-- BEGIN Supplied entries --

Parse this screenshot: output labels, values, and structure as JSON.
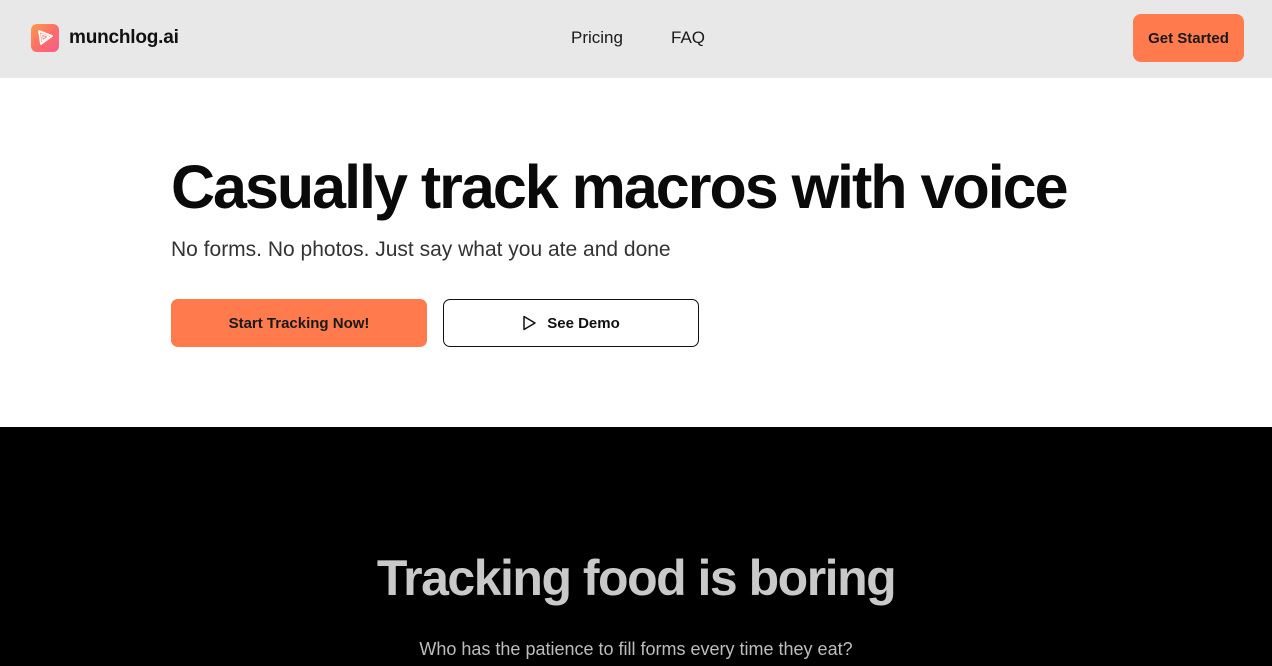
{
  "header": {
    "brand_name": "munchlog.ai",
    "logo_icon": "pizza-slice-icon",
    "nav": [
      {
        "label": "Pricing"
      },
      {
        "label": "FAQ"
      }
    ],
    "cta_label": "Get Started"
  },
  "hero": {
    "title": "Casually track macros with voice",
    "subtitle": "No forms. No photos. Just say what you ate and done",
    "primary_button": "Start Tracking Now!",
    "secondary_button": "See Demo",
    "secondary_button_icon": "play-icon"
  },
  "problem_section": {
    "title": "Tracking food is boring",
    "subtitle": "Who has the patience to fill forms every time they eat?"
  },
  "colors": {
    "accent": "#ff7a4d",
    "header_bg": "#e8e8e8",
    "dark_bg": "#000000"
  }
}
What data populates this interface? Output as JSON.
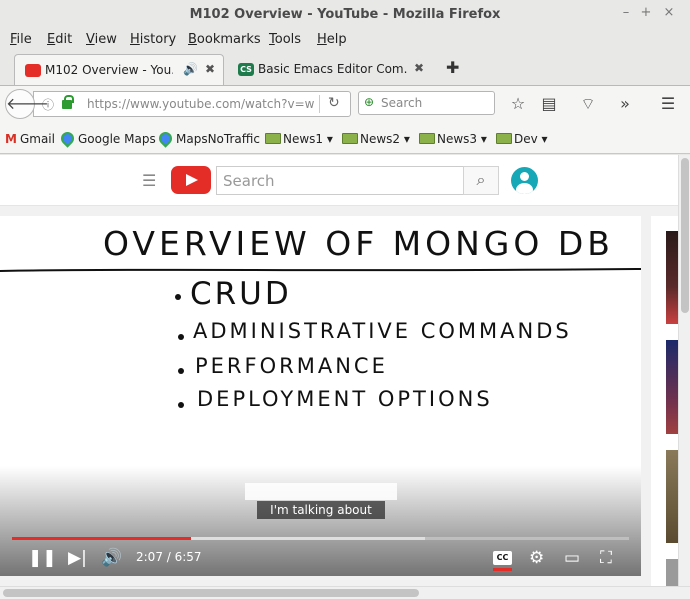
{
  "window": {
    "title": "M102 Overview - YouTube - Mozilla Firefox",
    "controls": [
      "–",
      "+",
      "×"
    ]
  },
  "menu": [
    "File",
    "Edit",
    "View",
    "History",
    "Bookmarks",
    "Tools",
    "Help"
  ],
  "menu_underline": [
    "F",
    "E",
    "V",
    "H",
    "B",
    "T",
    "H"
  ],
  "tabs": [
    {
      "label": "M102 Overview - You...",
      "audio_icon": "🔊",
      "close": "✖",
      "active": true
    },
    {
      "label": "Basic Emacs Editor Com...",
      "favicon_text": "CS",
      "close": "✖",
      "active": false
    }
  ],
  "new_tab": "✚",
  "navbar": {
    "url": "https://www.youtube.com/watch?v=w",
    "search_placeholder": "Search"
  },
  "bookmarks": [
    {
      "label": "Gmail",
      "icon": "gmail-icon"
    },
    {
      "label": "Google Maps",
      "icon": "maps-pin-icon"
    },
    {
      "label": "MapsNoTraffic",
      "icon": "maps-pin-icon"
    },
    {
      "label": "News1",
      "icon": "folder-icon"
    },
    {
      "label": "News2",
      "icon": "folder-icon"
    },
    {
      "label": "News3",
      "icon": "folder-icon"
    },
    {
      "label": "Dev",
      "icon": "folder-icon"
    }
  ],
  "youtube": {
    "search_placeholder": "Search",
    "time": "2:07 / 6:57",
    "progress_played": 0.29,
    "progress_loaded": 0.67,
    "cc_label": "CC",
    "caption_text": "I'm talking about"
  },
  "whiteboard": {
    "title": "OVERVIEW OF MONGO DB",
    "bullets": [
      "CRUD",
      "ADMINISTRATIVE COMMANDS",
      "PERFORMANCE",
      "DEPLOYMENT OPTIONS"
    ]
  },
  "colors": {
    "youtube_red": "#e52d27",
    "avatar": "#17a8b8",
    "lock_green": "#2e9b32"
  }
}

-- END Supplied entries --

Using the data above, write out every line exactly, leaving the images behind.

_Problem solution:_
Parse this screenshot: output labels, values, and structure as JSON.
{
  "header": {
    "brand_name": "munchlog.ai",
    "logo_icon": "pizza-slice-icon",
    "nav": [
      {
        "label": "Pricing"
      },
      {
        "label": "FAQ"
      }
    ],
    "cta_label": "Get Started"
  },
  "hero": {
    "title": "Casually track macros with voice",
    "subtitle": "No forms. No photos. Just say what you ate and done",
    "primary_button": "Start Tracking Now!",
    "secondary_button": "See Demo",
    "secondary_button_icon": "play-icon"
  },
  "problem_section": {
    "title": "Tracking food is boring",
    "subtitle": "Who has the patience to fill forms every time they eat?"
  },
  "colors": {
    "accent": "#ff7a4d",
    "header_bg": "#e8e8e8",
    "dark_bg": "#000000"
  }
}
What data populates this interface? Output as JSON.
{
  "window": {
    "title": "M102 Overview - YouTube - Mozilla Firefox",
    "controls": [
      "–",
      "+",
      "×"
    ]
  },
  "menu": [
    "File",
    "Edit",
    "View",
    "History",
    "Bookmarks",
    "Tools",
    "Help"
  ],
  "menu_underline": [
    "F",
    "E",
    "V",
    "H",
    "B",
    "T",
    "H"
  ],
  "tabs": [
    {
      "label": "M102 Overview - You...",
      "audio_icon": "🔊",
      "close": "✖",
      "active": true
    },
    {
      "label": "Basic Emacs Editor Com...",
      "favicon_text": "CS",
      "close": "✖",
      "active": false
    }
  ],
  "new_tab": "✚",
  "navbar": {
    "url": "https://www.youtube.com/watch?v=w",
    "search_placeholder": "Search"
  },
  "bookmarks": [
    {
      "label": "Gmail",
      "icon": "gmail-icon"
    },
    {
      "label": "Google Maps",
      "icon": "maps-pin-icon"
    },
    {
      "label": "MapsNoTraffic",
      "icon": "maps-pin-icon"
    },
    {
      "label": "News1",
      "icon": "folder-icon"
    },
    {
      "label": "News2",
      "icon": "folder-icon"
    },
    {
      "label": "News3",
      "icon": "folder-icon"
    },
    {
      "label": "Dev",
      "icon": "folder-icon"
    }
  ],
  "youtube": {
    "search_placeholder": "Search",
    "time": "2:07 / 6:57",
    "progress_played": 0.29,
    "progress_loaded": 0.67,
    "cc_label": "CC",
    "caption_text": "I'm talking about"
  },
  "whiteboard": {
    "title": "OVERVIEW OF MONGO DB",
    "bullets": [
      "CRUD",
      "ADMINISTRATIVE COMMANDS",
      "PERFORMANCE",
      "DEPLOYMENT OPTIONS"
    ]
  },
  "colors": {
    "youtube_red": "#e52d27",
    "avatar": "#17a8b8",
    "lock_green": "#2e9b32"
  }
}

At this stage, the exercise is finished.